___ QUOTED TEXT

From: Chris Taylor (Christopher.Taylor@man.ac.uk)
Date: Fri 16 May 2003 - 11:44:31 GMT
I'll take this in the spirit in which (I believe) it was performed...
Reed Konsler wrote:
>>There is...another information ...the performance
>>of the teacher, recounting, as best she tries, the performance of the
>>artifact of the book.
>
>
> I don't understand what you mean by "the performance of the artifact of the
> book". Is the book, itself, performing? What performance connects the
> larger culture of baseball to the micro-culture on the island.
>
> Maybe this would be a better gedanken to help me understand you:
>
> Let's say that on an island called "First Base" they perform a game called
> baseball. On another island called "Third Base" they don't play the game.
> All the islands share the same language. An expedition from First Base
> lands on an island called "Second Base" and, after a little exploring,
> returns to First leaving behind a bunch of junk they don't need. Among this
> junk is the rules of baseball.
>
> Lots of time passes. During this intervening period, people on First grow
> tired of baseball. They stop playing, forget about it, and all records of
> the game on First are lost.
>
> A little while later, an expedition from Third lands on Second and uncovers
> evidence of the previous explorers. This includes the rules to baseball.
> They return to Third and the game becomes identified with these mysterious
> First Basers that no-one has ever seen nor heard from. It becomes a fad and
> eventually everyone on Third is playing baseball all the time.
>
> The questions I have are:
>
> 1) What performance or performances allowed the game of baseball to
> replicate?

______

- **TASK INSTRUCTIONS**:
Carry on the island baseball message, starting after its last line. The records that follow have no connection to the island baseball message.

___ DATA ENTRIES

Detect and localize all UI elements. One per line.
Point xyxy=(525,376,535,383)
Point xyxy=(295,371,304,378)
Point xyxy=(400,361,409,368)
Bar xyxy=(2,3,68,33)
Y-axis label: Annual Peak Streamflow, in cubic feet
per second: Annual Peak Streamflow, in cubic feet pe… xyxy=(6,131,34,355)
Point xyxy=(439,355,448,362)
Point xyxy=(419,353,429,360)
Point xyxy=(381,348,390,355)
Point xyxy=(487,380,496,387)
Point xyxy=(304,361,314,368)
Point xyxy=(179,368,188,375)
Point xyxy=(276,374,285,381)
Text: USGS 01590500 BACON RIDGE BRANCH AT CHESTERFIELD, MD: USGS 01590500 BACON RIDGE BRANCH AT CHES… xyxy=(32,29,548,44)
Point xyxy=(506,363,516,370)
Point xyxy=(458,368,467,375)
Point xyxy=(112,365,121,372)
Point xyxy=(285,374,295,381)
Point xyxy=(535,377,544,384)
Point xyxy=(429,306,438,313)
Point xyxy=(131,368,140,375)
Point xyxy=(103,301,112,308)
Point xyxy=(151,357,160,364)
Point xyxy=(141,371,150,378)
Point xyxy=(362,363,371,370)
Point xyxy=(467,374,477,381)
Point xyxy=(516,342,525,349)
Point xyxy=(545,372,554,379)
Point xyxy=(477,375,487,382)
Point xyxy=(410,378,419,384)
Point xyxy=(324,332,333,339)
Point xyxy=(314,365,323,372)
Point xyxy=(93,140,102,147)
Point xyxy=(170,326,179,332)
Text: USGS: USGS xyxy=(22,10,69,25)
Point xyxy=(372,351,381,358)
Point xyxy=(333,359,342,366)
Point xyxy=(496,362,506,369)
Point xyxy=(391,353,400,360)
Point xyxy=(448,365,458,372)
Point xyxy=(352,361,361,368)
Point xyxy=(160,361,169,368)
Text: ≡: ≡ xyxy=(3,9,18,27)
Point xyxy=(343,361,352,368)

______
___ DATA ENTRIES

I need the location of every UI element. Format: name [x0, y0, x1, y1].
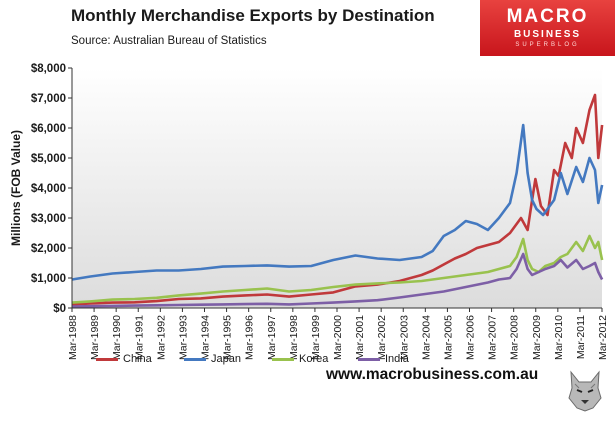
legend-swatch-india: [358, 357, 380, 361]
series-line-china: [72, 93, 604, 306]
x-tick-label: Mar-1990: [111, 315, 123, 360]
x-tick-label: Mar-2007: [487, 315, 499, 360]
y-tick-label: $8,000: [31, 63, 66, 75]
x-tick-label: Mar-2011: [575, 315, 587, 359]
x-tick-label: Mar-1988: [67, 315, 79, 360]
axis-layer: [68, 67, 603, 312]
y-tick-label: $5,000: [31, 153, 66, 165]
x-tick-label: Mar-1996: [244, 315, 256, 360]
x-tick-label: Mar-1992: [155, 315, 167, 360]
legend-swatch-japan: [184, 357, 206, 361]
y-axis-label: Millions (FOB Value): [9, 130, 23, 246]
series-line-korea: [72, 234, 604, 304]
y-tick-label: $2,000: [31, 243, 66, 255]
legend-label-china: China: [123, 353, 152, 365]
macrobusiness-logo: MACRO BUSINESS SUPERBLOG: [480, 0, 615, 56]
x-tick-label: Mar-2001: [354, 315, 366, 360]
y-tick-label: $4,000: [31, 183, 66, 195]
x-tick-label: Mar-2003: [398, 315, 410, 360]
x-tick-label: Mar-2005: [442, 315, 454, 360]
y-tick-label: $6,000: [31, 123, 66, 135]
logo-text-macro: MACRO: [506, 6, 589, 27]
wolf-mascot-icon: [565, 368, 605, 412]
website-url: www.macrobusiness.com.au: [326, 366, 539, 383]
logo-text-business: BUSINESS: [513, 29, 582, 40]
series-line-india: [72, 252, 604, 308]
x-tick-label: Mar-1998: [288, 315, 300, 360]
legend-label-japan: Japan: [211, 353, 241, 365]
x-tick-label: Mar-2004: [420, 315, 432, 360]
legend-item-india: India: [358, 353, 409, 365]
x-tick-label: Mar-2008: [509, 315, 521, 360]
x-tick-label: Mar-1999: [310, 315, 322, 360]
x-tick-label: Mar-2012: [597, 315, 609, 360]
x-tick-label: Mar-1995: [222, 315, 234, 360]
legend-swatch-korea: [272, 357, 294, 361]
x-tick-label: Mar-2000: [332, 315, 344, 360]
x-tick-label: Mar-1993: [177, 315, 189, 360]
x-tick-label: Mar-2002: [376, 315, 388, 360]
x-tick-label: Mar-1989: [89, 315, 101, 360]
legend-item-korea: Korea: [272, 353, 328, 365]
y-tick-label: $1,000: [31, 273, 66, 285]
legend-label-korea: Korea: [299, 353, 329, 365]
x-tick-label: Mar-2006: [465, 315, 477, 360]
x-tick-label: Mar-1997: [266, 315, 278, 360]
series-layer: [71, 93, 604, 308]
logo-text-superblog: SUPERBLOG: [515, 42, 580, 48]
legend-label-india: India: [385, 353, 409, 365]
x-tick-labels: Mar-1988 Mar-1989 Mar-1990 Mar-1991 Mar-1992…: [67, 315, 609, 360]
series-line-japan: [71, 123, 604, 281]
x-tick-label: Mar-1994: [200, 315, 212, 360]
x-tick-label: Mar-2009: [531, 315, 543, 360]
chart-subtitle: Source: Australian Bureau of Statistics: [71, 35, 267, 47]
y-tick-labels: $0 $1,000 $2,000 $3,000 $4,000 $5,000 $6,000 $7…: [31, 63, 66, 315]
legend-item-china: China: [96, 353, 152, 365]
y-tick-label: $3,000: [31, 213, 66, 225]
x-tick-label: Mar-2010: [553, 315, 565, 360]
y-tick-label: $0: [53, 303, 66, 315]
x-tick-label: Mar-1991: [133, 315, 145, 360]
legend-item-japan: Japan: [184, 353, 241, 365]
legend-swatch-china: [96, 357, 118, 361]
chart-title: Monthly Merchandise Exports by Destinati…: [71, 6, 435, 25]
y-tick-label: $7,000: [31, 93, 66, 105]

______

- **RESULT FOR THIS TASK**:
I think you have two possibilties:
1) The environment was affected by the Firsts in a way that caused a
behaviour in the thirds. Lke the way we all learn to use our limbs in
approximately the same way, or drawing with charcoal on stone. The
environment just makes some things more likely.
2) The rules count as a record of a performance. Perhaps this would be
more straightforwardly the answer if they left a video of the world series.
Really though (2) is just a special case of (1).
> 2) Where was the baseball meme when no one was playing baseball?
In the purely environmental version of (1), the memeset may have
disappeared completely, then a second different one comes along later
on, selected for by the environment to be the same but while actually
being completely separate from it (convergent evolution).
Else it was just there, frozen. Preserved in the record of the
performance of the rules (i.e. the rule book). But again I stress this
is just a special case of (1) and therefore is not the same 'thing'.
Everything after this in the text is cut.